#### Extracted data entries
________
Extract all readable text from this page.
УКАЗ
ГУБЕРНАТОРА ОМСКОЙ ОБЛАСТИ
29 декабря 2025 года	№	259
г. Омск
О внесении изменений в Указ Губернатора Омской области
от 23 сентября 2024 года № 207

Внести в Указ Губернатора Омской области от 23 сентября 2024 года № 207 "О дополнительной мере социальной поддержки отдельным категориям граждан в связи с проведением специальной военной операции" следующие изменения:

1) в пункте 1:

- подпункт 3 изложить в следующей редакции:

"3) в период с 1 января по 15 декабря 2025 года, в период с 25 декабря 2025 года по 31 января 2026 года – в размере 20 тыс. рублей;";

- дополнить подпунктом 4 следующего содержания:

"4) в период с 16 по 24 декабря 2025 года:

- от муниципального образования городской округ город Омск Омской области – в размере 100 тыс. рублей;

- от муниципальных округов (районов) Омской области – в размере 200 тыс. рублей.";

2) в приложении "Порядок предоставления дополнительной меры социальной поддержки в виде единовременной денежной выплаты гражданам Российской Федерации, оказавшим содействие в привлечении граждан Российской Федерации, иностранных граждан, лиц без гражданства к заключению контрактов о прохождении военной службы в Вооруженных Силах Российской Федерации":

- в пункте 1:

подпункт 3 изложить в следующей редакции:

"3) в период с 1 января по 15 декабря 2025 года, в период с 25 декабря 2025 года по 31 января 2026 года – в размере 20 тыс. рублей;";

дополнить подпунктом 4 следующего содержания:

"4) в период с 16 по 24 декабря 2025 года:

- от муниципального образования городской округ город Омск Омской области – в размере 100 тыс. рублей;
________
Check all the records above and select each line where the string "содержания" is found.

#### Response below
- дополнить подпунктом 4 следующего содержания:
дополнить подпунктом 4 следующего содержания:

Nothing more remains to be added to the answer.